__SET EXERCISE__.
Where a line contains the string "title", copy that line.

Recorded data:
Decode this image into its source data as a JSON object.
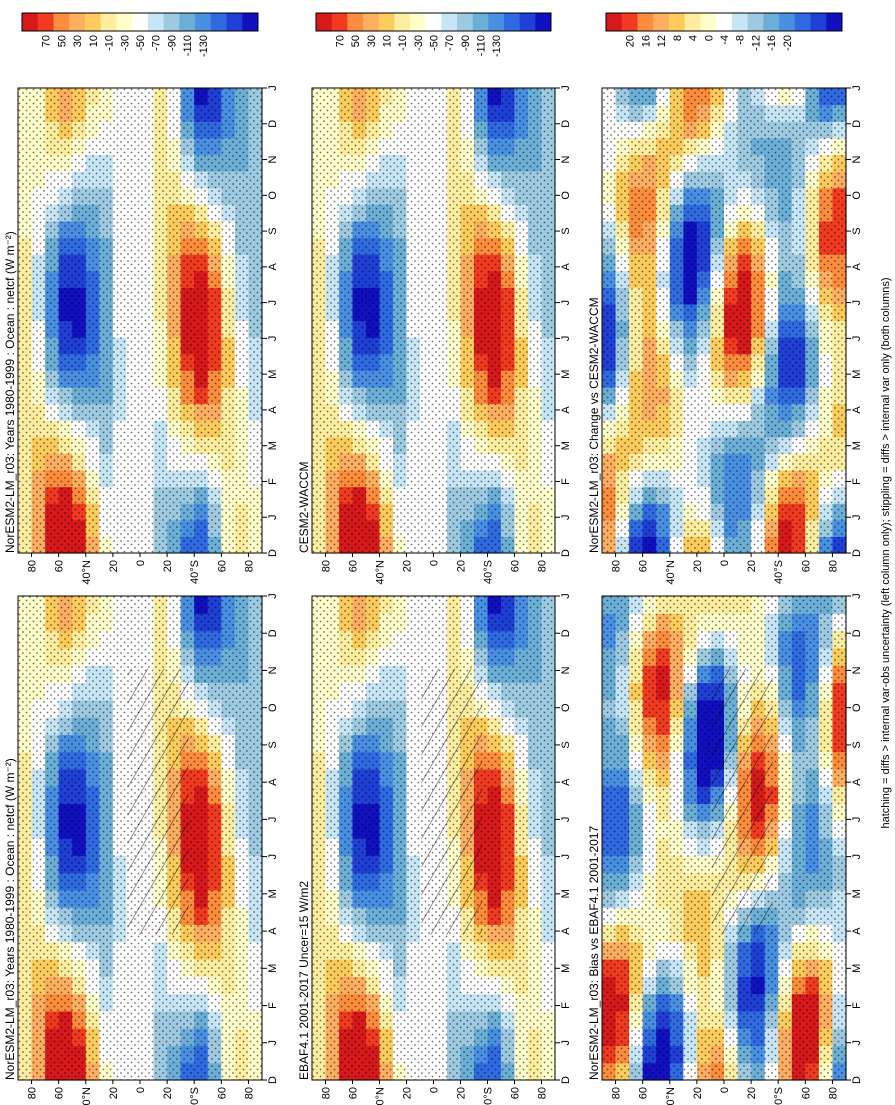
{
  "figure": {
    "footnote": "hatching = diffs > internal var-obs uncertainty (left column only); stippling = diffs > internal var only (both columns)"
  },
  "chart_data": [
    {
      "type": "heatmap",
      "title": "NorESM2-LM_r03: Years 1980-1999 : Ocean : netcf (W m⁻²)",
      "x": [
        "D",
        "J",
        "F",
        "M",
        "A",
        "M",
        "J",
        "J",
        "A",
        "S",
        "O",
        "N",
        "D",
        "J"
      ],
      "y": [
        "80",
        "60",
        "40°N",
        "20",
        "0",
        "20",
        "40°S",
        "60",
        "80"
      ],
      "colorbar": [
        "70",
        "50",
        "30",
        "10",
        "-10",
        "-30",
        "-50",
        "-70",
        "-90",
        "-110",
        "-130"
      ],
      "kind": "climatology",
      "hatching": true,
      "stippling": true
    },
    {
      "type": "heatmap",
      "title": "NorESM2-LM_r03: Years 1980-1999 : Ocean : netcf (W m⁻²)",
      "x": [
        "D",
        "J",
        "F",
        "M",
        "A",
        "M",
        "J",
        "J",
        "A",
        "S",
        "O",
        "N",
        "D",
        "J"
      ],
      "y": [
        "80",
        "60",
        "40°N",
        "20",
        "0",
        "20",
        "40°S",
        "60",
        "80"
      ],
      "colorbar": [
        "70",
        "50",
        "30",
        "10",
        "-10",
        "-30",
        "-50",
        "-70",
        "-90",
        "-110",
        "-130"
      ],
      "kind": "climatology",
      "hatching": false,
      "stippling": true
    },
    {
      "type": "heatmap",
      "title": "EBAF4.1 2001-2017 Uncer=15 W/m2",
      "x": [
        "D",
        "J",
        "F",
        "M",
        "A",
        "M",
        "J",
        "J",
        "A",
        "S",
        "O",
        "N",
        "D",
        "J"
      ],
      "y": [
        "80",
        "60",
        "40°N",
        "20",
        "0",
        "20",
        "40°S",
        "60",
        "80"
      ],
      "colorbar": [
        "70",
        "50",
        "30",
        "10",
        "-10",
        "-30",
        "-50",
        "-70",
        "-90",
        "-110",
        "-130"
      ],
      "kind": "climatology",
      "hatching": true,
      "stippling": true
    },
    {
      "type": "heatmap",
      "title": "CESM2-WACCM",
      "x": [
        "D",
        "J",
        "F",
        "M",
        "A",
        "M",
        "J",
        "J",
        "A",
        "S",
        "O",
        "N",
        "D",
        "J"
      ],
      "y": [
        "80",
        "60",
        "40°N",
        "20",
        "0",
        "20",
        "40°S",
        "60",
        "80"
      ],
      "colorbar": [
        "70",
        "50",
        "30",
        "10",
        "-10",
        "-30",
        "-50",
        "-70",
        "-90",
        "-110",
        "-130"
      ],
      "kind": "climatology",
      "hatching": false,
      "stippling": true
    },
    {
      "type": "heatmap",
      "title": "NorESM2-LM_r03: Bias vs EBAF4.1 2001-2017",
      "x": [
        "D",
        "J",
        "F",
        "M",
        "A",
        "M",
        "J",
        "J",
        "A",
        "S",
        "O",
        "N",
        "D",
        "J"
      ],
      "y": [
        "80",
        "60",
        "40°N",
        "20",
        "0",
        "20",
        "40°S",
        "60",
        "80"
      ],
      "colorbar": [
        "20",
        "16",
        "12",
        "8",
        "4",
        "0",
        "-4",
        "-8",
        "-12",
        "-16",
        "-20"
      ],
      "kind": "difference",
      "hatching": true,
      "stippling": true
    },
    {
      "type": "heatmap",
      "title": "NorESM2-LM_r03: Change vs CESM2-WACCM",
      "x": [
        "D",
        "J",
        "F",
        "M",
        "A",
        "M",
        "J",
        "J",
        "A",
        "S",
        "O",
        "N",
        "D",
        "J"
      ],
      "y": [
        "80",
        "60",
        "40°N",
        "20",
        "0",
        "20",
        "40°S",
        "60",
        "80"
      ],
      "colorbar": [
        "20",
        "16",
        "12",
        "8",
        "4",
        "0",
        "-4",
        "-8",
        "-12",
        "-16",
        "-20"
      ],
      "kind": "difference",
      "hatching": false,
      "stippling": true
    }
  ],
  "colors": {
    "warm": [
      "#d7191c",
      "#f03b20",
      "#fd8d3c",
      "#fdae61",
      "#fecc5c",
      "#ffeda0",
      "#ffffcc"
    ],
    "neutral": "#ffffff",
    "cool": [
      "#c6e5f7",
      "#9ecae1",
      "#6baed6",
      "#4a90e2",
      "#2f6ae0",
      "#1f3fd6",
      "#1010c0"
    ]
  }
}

__RIGHT ANSWER__.
      "title": "NorESM2-LM_r03: Years 1980-1999 : Ocean : netcf (W m⁻²)",
      "title": "NorESM2-LM_r03: Years 1980-1999 : Ocean : netcf (W m⁻²)",
      "title": "EBAF4.1 2001-2017 Uncer=15 W/m2",
      "title": "CESM2-WACCM",
      "title": "NorESM2-LM_r03: Bias vs EBAF4.1 2001-2017",
      "title": "NorESM2-LM_r03: Change vs CESM2-WACCM",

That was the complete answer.